■ **Given information**:
━━━━━━━━

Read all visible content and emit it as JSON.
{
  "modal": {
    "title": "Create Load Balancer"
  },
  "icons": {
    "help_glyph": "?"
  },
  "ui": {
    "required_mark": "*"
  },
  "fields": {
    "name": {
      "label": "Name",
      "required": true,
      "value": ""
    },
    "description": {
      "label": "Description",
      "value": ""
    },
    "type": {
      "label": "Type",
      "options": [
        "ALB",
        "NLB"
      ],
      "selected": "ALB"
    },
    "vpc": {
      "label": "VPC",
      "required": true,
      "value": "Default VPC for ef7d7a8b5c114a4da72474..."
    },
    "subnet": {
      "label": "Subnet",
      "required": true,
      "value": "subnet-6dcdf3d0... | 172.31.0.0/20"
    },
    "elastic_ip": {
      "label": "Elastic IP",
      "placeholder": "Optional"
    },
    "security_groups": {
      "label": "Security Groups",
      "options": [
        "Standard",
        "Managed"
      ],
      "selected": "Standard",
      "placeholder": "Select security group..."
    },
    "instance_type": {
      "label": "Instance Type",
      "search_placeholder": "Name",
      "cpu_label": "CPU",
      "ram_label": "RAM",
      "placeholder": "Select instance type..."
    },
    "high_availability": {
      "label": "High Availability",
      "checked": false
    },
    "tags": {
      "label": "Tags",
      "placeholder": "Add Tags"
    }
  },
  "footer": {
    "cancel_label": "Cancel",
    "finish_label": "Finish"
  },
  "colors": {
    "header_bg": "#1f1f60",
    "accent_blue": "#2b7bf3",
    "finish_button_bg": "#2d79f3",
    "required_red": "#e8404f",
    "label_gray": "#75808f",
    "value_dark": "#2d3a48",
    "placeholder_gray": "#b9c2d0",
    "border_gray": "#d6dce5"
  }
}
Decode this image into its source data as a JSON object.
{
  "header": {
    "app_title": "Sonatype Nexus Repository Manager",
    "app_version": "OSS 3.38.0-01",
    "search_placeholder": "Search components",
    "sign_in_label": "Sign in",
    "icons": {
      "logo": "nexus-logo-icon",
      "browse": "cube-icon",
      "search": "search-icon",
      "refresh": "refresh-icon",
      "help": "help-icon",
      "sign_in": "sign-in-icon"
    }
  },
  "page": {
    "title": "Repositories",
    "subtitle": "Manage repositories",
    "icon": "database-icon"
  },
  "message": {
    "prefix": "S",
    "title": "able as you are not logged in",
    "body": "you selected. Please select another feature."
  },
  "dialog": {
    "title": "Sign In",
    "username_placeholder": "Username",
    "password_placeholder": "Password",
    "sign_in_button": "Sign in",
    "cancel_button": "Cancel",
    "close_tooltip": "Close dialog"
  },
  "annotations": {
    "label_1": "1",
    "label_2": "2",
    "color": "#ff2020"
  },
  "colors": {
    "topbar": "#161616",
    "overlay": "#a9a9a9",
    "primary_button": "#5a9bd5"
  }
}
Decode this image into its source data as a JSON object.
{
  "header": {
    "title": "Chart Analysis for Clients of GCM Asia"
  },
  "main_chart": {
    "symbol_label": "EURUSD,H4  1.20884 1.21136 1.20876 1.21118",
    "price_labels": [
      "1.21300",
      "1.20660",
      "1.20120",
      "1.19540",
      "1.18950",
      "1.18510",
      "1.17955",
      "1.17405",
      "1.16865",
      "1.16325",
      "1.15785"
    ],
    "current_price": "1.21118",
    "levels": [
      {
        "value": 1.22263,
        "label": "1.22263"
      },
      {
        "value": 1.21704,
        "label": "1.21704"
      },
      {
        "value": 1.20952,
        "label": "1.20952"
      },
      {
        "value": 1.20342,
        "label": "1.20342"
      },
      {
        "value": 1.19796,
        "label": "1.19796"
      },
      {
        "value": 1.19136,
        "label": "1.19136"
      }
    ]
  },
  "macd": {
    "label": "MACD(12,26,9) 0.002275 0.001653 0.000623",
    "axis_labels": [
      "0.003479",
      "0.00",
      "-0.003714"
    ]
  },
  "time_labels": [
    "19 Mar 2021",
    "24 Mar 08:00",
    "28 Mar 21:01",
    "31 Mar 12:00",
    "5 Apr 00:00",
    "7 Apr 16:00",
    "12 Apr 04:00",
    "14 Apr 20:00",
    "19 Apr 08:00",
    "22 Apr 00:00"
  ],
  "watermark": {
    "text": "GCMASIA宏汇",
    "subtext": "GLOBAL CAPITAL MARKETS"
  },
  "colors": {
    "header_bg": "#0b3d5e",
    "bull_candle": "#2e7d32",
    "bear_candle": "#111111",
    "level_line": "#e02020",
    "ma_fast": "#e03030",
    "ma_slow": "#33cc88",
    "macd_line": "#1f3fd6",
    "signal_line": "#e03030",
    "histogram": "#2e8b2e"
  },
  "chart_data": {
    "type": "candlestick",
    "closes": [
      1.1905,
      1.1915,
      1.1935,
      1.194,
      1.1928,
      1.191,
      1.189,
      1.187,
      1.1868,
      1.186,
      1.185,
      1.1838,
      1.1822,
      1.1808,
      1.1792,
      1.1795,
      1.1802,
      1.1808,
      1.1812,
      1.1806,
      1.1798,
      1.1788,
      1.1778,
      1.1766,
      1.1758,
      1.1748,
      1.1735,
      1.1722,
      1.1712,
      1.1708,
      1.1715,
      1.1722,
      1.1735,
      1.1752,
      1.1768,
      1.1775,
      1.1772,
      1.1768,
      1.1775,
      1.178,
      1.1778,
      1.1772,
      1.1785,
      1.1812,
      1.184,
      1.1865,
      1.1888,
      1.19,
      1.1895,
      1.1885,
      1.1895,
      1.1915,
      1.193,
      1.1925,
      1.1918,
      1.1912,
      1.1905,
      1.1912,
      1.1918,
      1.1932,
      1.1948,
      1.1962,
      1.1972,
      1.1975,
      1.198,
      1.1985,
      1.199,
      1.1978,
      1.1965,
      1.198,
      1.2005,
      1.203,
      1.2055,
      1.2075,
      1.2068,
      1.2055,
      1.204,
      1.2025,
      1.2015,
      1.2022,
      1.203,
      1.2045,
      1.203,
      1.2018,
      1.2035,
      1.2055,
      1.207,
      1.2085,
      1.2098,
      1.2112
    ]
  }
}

━━━━━━━━

■ **Written exercise**:
Return the entries above exactly as they appear.

■ **Final answer**:
Read all visible content and emit it as JSON.
{
  "modal": {
    "title": "Create Load Balancer"
  },
  "icons": {
    "help_glyph": "?"
  },
  "ui": {
    "required_mark": "*"
  },
  "fields": {
    "name": {
      "label": "Name",
      "required": true,
      "value": ""
    },
    "description": {
      "label": "Description",
      "value": ""
    },
    "type": {
      "label": "Type",
      "options": [
        "ALB",
        "NLB"
      ],
      "selected": "ALB"
    },
    "vpc": {
      "label": "VPC",
      "required": true,
      "value": "Default VPC for ef7d7a8b5c114a4da72474..."
    },
    "subnet": {
      "label": "Subnet",
      "required": true,
      "value": "subnet-6dcdf3d0... | 172.31.0.0/20"
    },
    "elastic_ip": {
      "label": "Elastic IP",
      "placeholder": "Optional"
    },
    "security_groups": {
      "label": "Security Groups",
      "options": [
        "Standard",
        "Managed"
      ],
      "selected": "Standard",
      "placeholder": "Select security group..."
    },
    "instance_type": {
      "label": "Instance Type",
      "search_placeholder": "Name",
      "cpu_label": "CPU",
      "ram_label": "RAM",
      "placeholder": "Select instance type..."
    },
    "high_availability": {
      "label": "High Availability",
      "checked": false
    },
    "tags": {
      "label": "Tags",
      "placeholder": "Add Tags"
    }
  },
  "footer": {
    "cancel_label": "Cancel",
    "finish_label": "Finish"
  },
  "colors": {
    "header_bg": "#1f1f60",
    "accent_blue": "#2b7bf3",
    "finish_button_bg": "#2d79f3",
    "required_red": "#e8404f",
    "label_gray": "#75808f",
    "value_dark": "#2d3a48",
    "placeholder_gray": "#b9c2d0",
    "border_gray": "#d6dce5"
  }
}
Decode this image into its source data as a JSON object.
{
  "header": {
    "app_title": "Sonatype Nexus Repository Manager",
    "app_version": "OSS 3.38.0-01",
    "search_placeholder": "Search components",
    "sign_in_label": "Sign in",
    "icons": {
      "logo": "nexus-logo-icon",
      "browse": "cube-icon",
      "search": "search-icon",
      "refresh": "refresh-icon",
      "help": "help-icon",
      "sign_in": "sign-in-icon"
    }
  },
  "page": {
    "title": "Repositories",
    "subtitle": "Manage repositories",
    "icon": "database-icon"
  },
  "message": {
    "prefix": "S",
    "title": "able as you are not logged in",
    "body": "you selected. Please select another feature."
  },
  "dialog": {
    "title": "Sign In",
    "username_placeholder": "Username",
    "password_placeholder": "Password",
    "sign_in_button": "Sign in",
    "cancel_button": "Cancel",
    "close_tooltip": "Close dialog"
  },
  "annotations": {
    "label_1": "1",
    "label_2": "2",
    "color": "#ff2020"
  },
  "colors": {
    "topbar": "#161616",
    "overlay": "#a9a9a9",
    "primary_button": "#5a9bd5"
  }
}
Decode this image into its source data as a JSON object.
{
  "header": {
    "title": "Chart Analysis for Clients of GCM Asia"
  },
  "main_chart": {
    "symbol_label": "EURUSD,H4  1.20884 1.21136 1.20876 1.21118",
    "price_labels": [
      "1.21300",
      "1.20660",
      "1.20120",
      "1.19540",
      "1.18950",
      "1.18510",
      "1.17955",
      "1.17405",
      "1.16865",
      "1.16325",
      "1.15785"
    ],
    "current_price": "1.21118",
    "levels": [
      {
        "value": 1.22263,
        "label": "1.22263"
      },
      {
        "value": 1.21704,
        "label": "1.21704"
      },
      {
        "value": 1.20952,
        "label": "1.20952"
      },
      {
        "value": 1.20342,
        "label": "1.20342"
      },
      {
        "value": 1.19796,
        "label": "1.19796"
      },
      {
        "value": 1.19136,
        "label": "1.19136"
      }
    ]
  },
  "macd": {
    "label": "MACD(12,26,9) 0.002275 0.001653 0.000623",
    "axis_labels": [
      "0.003479",
      "0.00",
      "-0.003714"
    ]
  },
  "time_labels": [
    "19 Mar 2021",
    "24 Mar 08:00",
    "28 Mar 21:01",
    "31 Mar 12:00",
    "5 Apr 00:00",
    "7 Apr 16:00",
    "12 Apr 04:00",
    "14 Apr 20:00",
    "19 Apr 08:00",
    "22 Apr 00:00"
  ],
  "watermark": {
    "text": "GCMASIA宏汇",
    "subtext": "GLOBAL CAPITAL MARKETS"
  },
  "colors": {
    "header_bg": "#0b3d5e",
    "bull_candle": "#2e7d32",
    "bear_candle": "#111111",
    "level_line": "#e02020",
    "ma_fast": "#e03030",
    "ma_slow": "#33cc88",
    "macd_line": "#1f3fd6",
    "signal_line": "#e03030",
    "histogram": "#2e8b2e"
  },
  "chart_data": {
    "type": "candlestick",
    "closes": [
      1.1905,
      1.1915,
      1.1935,
      1.194,
      1.1928,
      1.191,
      1.189,
      1.187,
      1.1868,
      1.186,
      1.185,
      1.1838,
      1.1822,
      1.1808,
      1.1792,
      1.1795,
      1.1802,
      1.1808,
      1.1812,
      1.1806,
      1.1798,
      1.1788,
      1.1778,
      1.1766,
      1.1758,
      1.1748,
      1.1735,
      1.1722,
      1.1712,
      1.1708,
      1.1715,
      1.1722,
      1.1735,
      1.1752,
      1.1768,
      1.1775,
      1.1772,
      1.1768,
      1.1775,
      1.178,
      1.1778,
      1.1772,
      1.1785,
      1.1812,
      1.184,
      1.1865,
      1.1888,
      1.19,
      1.1895,
      1.1885,
      1.1895,
      1.1915,
      1.193,
      1.1925,
      1.1918,
      1.1912,
      1.1905,
      1.1912,
      1.1918,
      1.1932,
      1.1948,
      1.1962,
      1.1972,
      1.1975,
      1.198,
      1.1985,
      1.199,
      1.1978,
      1.1965,
      1.198,
      1.2005,
      1.203,
      1.2055,
      1.2075,
      1.2068,
      1.2055,
      1.204,
      1.2025,
      1.2015,
      1.2022,
      1.203,
      1.2045,
      1.203,
      1.2018,
      1.2035,
      1.2055,
      1.207,
      1.2085,
      1.2098,
      1.2112
    ]
  }
}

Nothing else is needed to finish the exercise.